» **Written exercise**
Repeat every line of the listing below exactly, minus the pictures.

--------------------

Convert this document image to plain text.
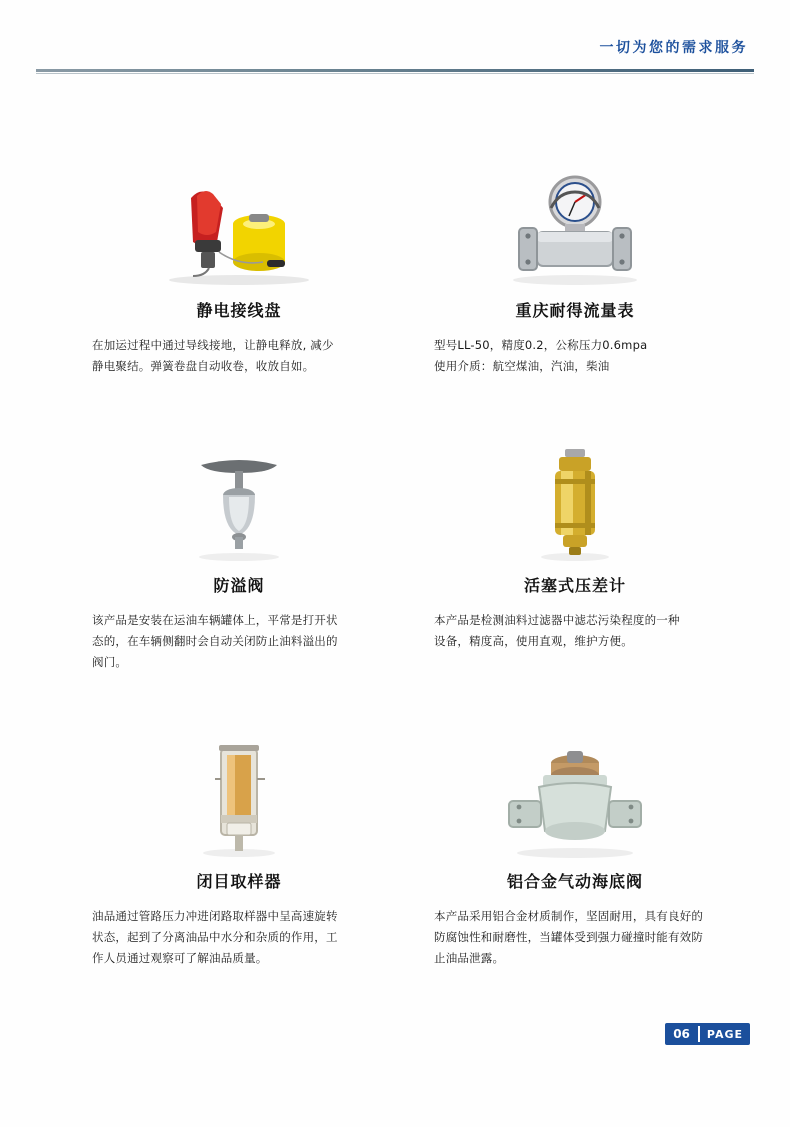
一切为您的需求服务
静电接线盘
在加运过程中通过导线接地，让静电释放, 减少
静电聚结。弹簧卷盘自动收卷，收放自如。
重庆耐得流量表
型号LL-50，精度0.2，公称压力0.6mpa
使用介质：航空煤油，汽油，柴油
防溢阀
该产品是安装在运油车辆罐体上，平常是打开状
态的，在车辆侧翻时会自动关闭防止油料溢出的
阀门。
活塞式压差计
本产品是检测油料过滤器中滤芯污染程度的一种
设备，精度高，使用直观，维护方便。
闭目取样器
油品通过管路压力冲进闭路取样器中呈高速旋转
状态，起到了分离油品中水分和杂质的作用，工
作人员通过观察可了解油品质量。
铝合金气动海底阀
本产品采用铝合金材质制作，坚固耐用，具有良好的
防腐蚀性和耐磨性，当罐体受到强力碰撞时能有效防
止油品泄露。
06	PAGE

--------------------

» **Solution to this problem**
Convert this document image to plain text.
一切为您的需求服务
静电接线盘
在加运过程中通过导线接地，让静电释放, 减少
静电聚结。弹簧卷盘自动收卷，收放自如。
重庆耐得流量表
型号LL-50，精度0.2，公称压力0.6mpa
使用介质：航空煤油，汽油，柴油
防溢阀
该产品是安装在运油车辆罐体上，平常是打开状
态的，在车辆侧翻时会自动关闭防止油料溢出的
阀门。
活塞式压差计
本产品是检测油料过滤器中滤芯污染程度的一种
设备，精度高，使用直观，维护方便。
闭目取样器
油品通过管路压力冲进闭路取样器中呈高速旋转
状态，起到了分离油品中水分和杂质的作用，工
作人员通过观察可了解油品质量。
铝合金气动海底阀
本产品采用铝合金材质制作，坚固耐用，具有良好的
防腐蚀性和耐磨性，当罐体受到强力碰撞时能有效防
止油品泄露。
06	PAGE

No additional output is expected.